[Dataset items]
● ● ● ● ●

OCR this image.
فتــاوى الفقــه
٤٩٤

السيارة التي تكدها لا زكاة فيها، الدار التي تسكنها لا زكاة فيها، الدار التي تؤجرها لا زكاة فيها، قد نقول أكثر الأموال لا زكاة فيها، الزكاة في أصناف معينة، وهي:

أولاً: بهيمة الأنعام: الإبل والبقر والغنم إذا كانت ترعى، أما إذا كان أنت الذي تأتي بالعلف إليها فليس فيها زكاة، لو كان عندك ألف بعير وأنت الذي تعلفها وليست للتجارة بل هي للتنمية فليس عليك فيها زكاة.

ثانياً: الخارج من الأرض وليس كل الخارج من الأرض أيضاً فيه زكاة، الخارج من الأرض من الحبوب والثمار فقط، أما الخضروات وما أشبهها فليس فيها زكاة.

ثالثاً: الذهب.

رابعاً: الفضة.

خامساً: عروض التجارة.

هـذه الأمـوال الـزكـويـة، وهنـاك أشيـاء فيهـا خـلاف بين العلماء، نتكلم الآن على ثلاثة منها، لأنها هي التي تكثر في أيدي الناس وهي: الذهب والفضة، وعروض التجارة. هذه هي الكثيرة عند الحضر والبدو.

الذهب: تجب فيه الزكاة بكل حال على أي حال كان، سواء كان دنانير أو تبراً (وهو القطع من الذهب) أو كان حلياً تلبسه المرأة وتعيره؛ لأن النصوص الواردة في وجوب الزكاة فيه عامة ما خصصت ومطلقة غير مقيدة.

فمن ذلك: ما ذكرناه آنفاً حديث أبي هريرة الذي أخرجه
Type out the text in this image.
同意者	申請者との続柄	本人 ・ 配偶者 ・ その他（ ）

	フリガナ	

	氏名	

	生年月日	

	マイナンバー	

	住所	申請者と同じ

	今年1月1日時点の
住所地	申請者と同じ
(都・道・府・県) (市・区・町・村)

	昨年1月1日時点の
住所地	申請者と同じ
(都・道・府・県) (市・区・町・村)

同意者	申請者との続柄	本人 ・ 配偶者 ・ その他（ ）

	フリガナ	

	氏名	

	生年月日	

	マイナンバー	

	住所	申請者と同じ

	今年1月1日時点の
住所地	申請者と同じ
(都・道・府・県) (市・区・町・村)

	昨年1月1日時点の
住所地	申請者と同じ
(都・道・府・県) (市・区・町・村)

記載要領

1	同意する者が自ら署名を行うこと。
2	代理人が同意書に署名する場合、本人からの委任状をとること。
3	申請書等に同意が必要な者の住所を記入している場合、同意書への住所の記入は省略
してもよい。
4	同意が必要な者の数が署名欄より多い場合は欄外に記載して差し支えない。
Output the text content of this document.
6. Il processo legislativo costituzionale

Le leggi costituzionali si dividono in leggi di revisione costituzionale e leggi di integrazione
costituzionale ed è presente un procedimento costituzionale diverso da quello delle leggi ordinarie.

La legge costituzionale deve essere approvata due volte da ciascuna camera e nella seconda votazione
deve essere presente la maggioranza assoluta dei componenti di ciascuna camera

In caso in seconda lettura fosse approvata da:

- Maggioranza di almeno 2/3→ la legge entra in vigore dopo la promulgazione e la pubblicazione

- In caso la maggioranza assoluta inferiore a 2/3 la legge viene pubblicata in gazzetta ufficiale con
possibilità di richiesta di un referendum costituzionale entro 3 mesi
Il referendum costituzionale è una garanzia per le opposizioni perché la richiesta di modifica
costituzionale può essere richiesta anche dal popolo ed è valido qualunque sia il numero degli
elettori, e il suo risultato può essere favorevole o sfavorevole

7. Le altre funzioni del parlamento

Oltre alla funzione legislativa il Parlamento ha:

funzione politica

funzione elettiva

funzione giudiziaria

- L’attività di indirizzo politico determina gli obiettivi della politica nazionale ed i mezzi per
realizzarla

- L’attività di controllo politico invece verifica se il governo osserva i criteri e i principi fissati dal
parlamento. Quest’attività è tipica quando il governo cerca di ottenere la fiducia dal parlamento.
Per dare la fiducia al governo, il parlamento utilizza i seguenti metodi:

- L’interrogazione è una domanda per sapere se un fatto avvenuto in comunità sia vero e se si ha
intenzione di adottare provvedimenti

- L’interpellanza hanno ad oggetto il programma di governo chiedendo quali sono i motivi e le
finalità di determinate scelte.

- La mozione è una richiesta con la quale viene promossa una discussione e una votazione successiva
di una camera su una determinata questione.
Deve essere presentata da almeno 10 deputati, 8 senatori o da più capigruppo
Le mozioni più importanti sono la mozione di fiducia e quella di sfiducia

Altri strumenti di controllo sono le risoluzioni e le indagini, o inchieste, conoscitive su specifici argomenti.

● ● ● ● ●

*Directive:* Which lines above hold the word "التي"? Copy each of them.

*The answer:*
السيارة التي تكدها لا زكاة فيها، الدار التي تسكنها لا زكاة فيها، الدار التي تؤجرها لا زكاة فيها، قد نقول أكثر الأموال لا زكاة فيها، الزكاة في أصناف معينة، وهي:
هـذه الأمـوال الـزكـويـة، وهنـاك أشيـاء فيهـا خـلاف بين العلماء، نتكلم الآن على ثلاثة منها، لأنها هي التي تكثر في أيدي الناس وهي: الذهب والفضة، وعروض التجارة. هذه هي الكثيرة عند الحضر والبدو.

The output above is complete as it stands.